- What is needed -
Reproduce the entries verbatim, from the line containing "List each element" through the line containing "X-axis label: Humidex". Leave the pictures out.

## BEGIN Listed records

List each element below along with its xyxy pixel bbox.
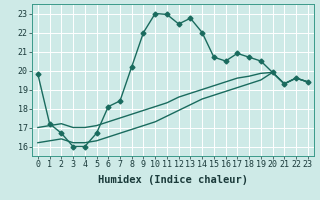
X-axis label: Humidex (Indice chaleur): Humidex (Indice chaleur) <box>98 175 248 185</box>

## END Listed records
## BEGIN Listed records

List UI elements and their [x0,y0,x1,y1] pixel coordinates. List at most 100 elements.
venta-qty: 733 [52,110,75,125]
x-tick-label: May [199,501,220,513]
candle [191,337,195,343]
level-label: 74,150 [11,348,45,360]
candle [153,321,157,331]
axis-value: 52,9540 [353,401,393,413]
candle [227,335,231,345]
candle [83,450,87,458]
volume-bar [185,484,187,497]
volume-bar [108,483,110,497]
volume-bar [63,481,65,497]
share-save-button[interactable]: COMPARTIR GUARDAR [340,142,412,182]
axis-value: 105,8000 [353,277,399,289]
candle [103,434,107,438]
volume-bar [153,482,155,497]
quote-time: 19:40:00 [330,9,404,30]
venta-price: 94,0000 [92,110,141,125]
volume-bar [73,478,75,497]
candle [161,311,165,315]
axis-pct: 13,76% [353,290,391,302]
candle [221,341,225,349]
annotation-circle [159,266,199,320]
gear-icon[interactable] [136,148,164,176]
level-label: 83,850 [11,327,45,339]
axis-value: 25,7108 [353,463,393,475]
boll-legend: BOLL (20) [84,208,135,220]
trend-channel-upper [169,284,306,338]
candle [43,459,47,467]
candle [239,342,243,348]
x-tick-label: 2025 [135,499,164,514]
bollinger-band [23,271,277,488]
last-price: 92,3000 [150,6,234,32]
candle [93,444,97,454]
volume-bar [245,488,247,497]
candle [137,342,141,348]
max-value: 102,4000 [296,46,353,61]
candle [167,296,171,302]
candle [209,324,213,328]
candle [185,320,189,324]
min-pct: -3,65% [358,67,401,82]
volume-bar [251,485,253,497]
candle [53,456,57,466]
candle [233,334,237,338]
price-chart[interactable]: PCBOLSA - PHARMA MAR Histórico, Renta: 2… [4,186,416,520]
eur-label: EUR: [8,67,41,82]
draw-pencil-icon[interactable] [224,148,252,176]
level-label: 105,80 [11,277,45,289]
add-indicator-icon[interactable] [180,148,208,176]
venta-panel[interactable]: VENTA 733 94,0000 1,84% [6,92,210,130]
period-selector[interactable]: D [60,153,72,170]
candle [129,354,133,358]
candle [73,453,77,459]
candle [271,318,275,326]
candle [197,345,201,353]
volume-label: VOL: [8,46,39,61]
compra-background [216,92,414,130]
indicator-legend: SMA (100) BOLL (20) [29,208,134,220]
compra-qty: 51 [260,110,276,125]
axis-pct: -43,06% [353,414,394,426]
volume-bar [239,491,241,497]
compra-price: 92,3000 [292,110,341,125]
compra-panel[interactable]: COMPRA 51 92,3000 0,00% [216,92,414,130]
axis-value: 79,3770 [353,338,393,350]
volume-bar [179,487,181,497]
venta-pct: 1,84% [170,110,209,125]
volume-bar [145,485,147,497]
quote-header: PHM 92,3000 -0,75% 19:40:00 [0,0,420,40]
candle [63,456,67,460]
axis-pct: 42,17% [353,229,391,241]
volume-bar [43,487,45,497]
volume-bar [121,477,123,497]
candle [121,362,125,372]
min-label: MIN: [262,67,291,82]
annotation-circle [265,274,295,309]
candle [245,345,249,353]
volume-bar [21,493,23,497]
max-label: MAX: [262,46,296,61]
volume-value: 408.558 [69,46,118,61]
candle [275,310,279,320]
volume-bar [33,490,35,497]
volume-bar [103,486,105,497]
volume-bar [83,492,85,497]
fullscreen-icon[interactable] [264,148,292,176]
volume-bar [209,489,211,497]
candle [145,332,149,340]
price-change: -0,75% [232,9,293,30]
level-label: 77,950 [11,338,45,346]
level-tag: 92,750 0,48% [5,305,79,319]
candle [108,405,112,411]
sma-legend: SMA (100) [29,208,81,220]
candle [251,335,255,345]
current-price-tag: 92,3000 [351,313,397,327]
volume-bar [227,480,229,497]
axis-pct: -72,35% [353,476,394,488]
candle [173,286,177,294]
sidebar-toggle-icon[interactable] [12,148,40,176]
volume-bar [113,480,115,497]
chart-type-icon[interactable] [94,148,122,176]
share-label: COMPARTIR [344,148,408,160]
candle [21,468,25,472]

## END Listed records

- Output of the exercise -
List each element below along with its xyxy pixel bbox.
X-axis label: Humidex (Indice chaleur): Humidex (Indice chaleur) <box>98 175 248 185</box>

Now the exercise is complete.